** Begin **

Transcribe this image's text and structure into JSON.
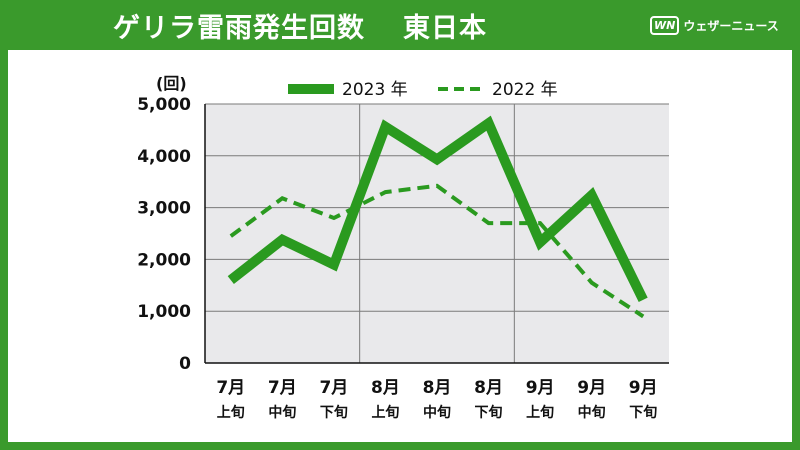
{
  "header": {
    "title": "ゲリラ雷雨発生回数",
    "region": "東日本",
    "logo_mark": "WN",
    "logo_text": "ウェザーニュース"
  },
  "colors": {
    "background": "#3a9a2c",
    "plot_area": "#e9e9eb",
    "series": "#2a9a1f"
  },
  "chart_data": {
    "type": "line",
    "unit_label": "(回)",
    "categories": [
      {
        "month": "7月",
        "period": "上旬"
      },
      {
        "month": "7月",
        "period": "中旬"
      },
      {
        "month": "7月",
        "period": "下旬"
      },
      {
        "month": "8月",
        "period": "上旬"
      },
      {
        "month": "8月",
        "period": "中旬"
      },
      {
        "month": "8月",
        "period": "下旬"
      },
      {
        "month": "9月",
        "period": "上旬"
      },
      {
        "month": "9月",
        "period": "中旬"
      },
      {
        "month": "9月",
        "period": "下旬"
      }
    ],
    "series": [
      {
        "name": "2023 年",
        "style": "solid",
        "values": [
          1600,
          2380,
          1900,
          4560,
          3930,
          4630,
          2330,
          3240,
          1220
        ]
      },
      {
        "name": "2022 年",
        "style": "dashed",
        "values": [
          2450,
          3180,
          2800,
          3300,
          3420,
          2700,
          2700,
          1550,
          900
        ]
      }
    ],
    "ylim": [
      0,
      5000
    ],
    "yticks": [
      "0",
      "1,000",
      "2,000",
      "3,000",
      "4,000",
      "5,000"
    ],
    "ytick_values": [
      0,
      1000,
      2000,
      3000,
      4000,
      5000
    ],
    "grid": true,
    "legend_position": "top"
  }
}
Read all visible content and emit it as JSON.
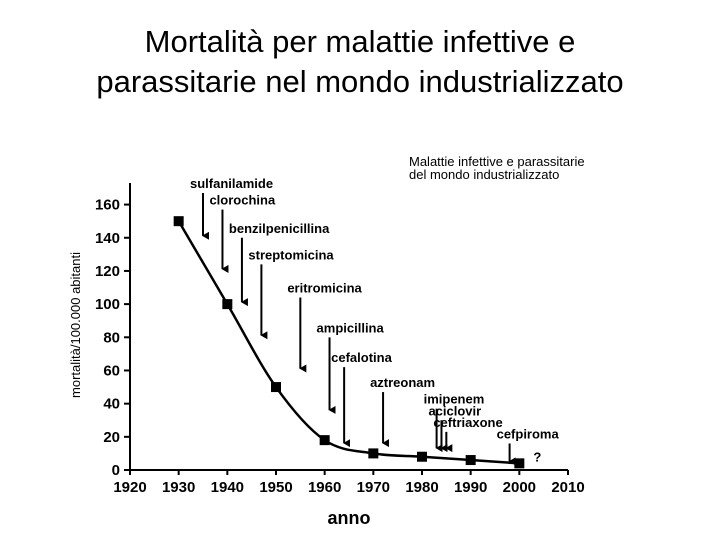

** End **

Give back all entries exactly. No pictures belong in the copy.

Transcribe this image's text and structure into JSON.
{
  "header": {
    "title": "ゲリラ雷雨発生回数",
    "region": "東日本",
    "logo_mark": "WN",
    "logo_text": "ウェザーニュース"
  },
  "colors": {
    "background": "#3a9a2c",
    "plot_area": "#e9e9eb",
    "series": "#2a9a1f"
  },
  "chart_data": {
    "type": "line",
    "unit_label": "(回)",
    "categories": [
      {
        "month": "7月",
        "period": "上旬"
      },
      {
        "month": "7月",
        "period": "中旬"
      },
      {
        "month": "7月",
        "period": "下旬"
      },
      {
        "month": "8月",
        "period": "上旬"
      },
      {
        "month": "8月",
        "period": "中旬"
      },
      {
        "month": "8月",
        "period": "下旬"
      },
      {
        "month": "9月",
        "period": "上旬"
      },
      {
        "month": "9月",
        "period": "中旬"
      },
      {
        "month": "9月",
        "period": "下旬"
      }
    ],
    "series": [
      {
        "name": "2023 年",
        "style": "solid",
        "values": [
          1600,
          2380,
          1900,
          4560,
          3930,
          4630,
          2330,
          3240,
          1220
        ]
      },
      {
        "name": "2022 年",
        "style": "dashed",
        "values": [
          2450,
          3180,
          2800,
          3300,
          3420,
          2700,
          2700,
          1550,
          900
        ]
      }
    ],
    "ylim": [
      0,
      5000
    ],
    "yticks": [
      "0",
      "1,000",
      "2,000",
      "3,000",
      "4,000",
      "5,000"
    ],
    "ytick_values": [
      0,
      1000,
      2000,
      3000,
      4000,
      5000
    ],
    "grid": true,
    "legend_position": "top"
  }
}
Read all visible content and emit it as JSON.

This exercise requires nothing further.